(DIRECTIVE) For the listing below, give the number of lines in which "každý" occurs. Add nothing.

— Begin RECORDS SUPPLIED —

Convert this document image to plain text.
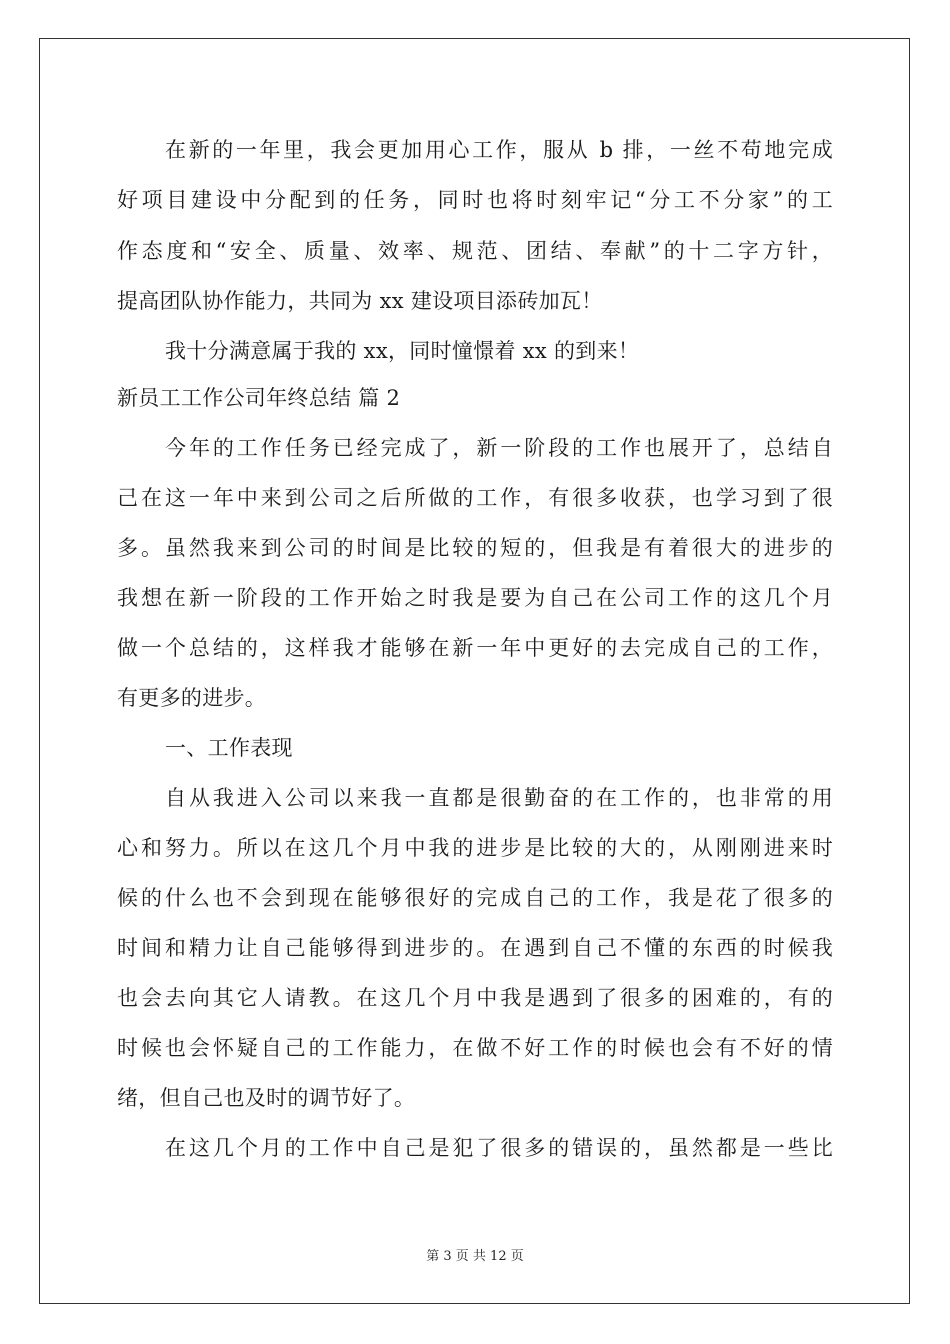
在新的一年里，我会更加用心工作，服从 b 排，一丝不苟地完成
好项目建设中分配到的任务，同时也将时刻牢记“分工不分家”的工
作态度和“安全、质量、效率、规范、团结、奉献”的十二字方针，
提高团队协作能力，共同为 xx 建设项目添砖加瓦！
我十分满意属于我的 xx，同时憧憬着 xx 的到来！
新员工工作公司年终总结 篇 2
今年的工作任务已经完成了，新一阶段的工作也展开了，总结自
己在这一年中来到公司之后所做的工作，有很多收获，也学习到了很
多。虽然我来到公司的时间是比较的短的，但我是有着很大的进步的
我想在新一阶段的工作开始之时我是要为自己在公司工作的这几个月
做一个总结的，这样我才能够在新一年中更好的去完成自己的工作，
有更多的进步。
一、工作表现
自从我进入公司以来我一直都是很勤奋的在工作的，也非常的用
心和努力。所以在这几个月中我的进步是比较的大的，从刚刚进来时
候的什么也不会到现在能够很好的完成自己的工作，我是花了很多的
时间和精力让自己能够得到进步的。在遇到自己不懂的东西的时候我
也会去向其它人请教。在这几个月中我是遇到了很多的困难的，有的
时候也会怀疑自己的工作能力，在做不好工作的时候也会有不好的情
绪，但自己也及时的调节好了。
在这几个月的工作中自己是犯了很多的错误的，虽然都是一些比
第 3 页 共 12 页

— End RECORDS SUPPLIED —
— Begin RECORDS SUPPLIED —

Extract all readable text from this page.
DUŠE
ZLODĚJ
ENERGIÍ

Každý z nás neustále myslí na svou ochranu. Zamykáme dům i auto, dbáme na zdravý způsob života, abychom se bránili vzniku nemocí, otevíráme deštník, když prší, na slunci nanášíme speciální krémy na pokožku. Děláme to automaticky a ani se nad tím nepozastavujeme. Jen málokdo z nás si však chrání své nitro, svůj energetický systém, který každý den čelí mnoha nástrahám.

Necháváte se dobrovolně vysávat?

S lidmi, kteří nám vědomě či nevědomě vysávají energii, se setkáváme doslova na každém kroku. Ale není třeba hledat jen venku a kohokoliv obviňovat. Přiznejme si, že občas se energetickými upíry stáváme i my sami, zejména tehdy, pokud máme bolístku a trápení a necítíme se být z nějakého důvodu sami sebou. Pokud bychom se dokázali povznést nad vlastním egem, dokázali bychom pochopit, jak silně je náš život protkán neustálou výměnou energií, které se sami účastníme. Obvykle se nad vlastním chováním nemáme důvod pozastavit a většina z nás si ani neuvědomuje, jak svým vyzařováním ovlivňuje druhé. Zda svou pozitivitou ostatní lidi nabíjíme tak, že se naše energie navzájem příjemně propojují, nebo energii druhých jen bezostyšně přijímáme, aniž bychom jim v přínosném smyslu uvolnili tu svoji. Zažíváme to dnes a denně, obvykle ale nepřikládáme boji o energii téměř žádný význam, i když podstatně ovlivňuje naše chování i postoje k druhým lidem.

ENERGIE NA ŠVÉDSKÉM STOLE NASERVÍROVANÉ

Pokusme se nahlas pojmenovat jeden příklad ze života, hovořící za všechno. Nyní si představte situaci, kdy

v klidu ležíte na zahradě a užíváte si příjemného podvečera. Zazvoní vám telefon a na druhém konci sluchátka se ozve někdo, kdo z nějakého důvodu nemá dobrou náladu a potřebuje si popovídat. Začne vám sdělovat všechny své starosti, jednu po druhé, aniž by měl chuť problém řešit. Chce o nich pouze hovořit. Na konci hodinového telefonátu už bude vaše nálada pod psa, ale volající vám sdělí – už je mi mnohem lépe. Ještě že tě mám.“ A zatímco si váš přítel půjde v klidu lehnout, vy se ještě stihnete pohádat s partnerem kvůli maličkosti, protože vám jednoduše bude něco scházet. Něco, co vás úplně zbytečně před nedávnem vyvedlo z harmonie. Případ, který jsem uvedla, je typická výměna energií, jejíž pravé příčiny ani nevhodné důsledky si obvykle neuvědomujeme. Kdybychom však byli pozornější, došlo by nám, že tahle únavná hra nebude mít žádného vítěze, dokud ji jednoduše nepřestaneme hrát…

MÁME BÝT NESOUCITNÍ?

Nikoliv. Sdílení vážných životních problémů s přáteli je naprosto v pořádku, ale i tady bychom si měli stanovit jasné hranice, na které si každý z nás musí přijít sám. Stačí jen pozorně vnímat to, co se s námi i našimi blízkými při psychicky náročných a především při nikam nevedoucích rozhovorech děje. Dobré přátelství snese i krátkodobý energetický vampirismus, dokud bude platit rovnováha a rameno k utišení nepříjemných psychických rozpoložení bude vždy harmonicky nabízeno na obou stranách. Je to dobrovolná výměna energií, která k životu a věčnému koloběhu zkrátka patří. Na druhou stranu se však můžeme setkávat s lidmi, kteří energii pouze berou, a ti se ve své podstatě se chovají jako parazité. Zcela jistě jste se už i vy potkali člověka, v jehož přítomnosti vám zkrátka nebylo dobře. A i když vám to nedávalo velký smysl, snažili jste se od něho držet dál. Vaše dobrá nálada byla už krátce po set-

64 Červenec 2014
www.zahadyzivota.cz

— End RECORDS SUPPLIED —

(OUTPUT OF THE EXERCISE) 2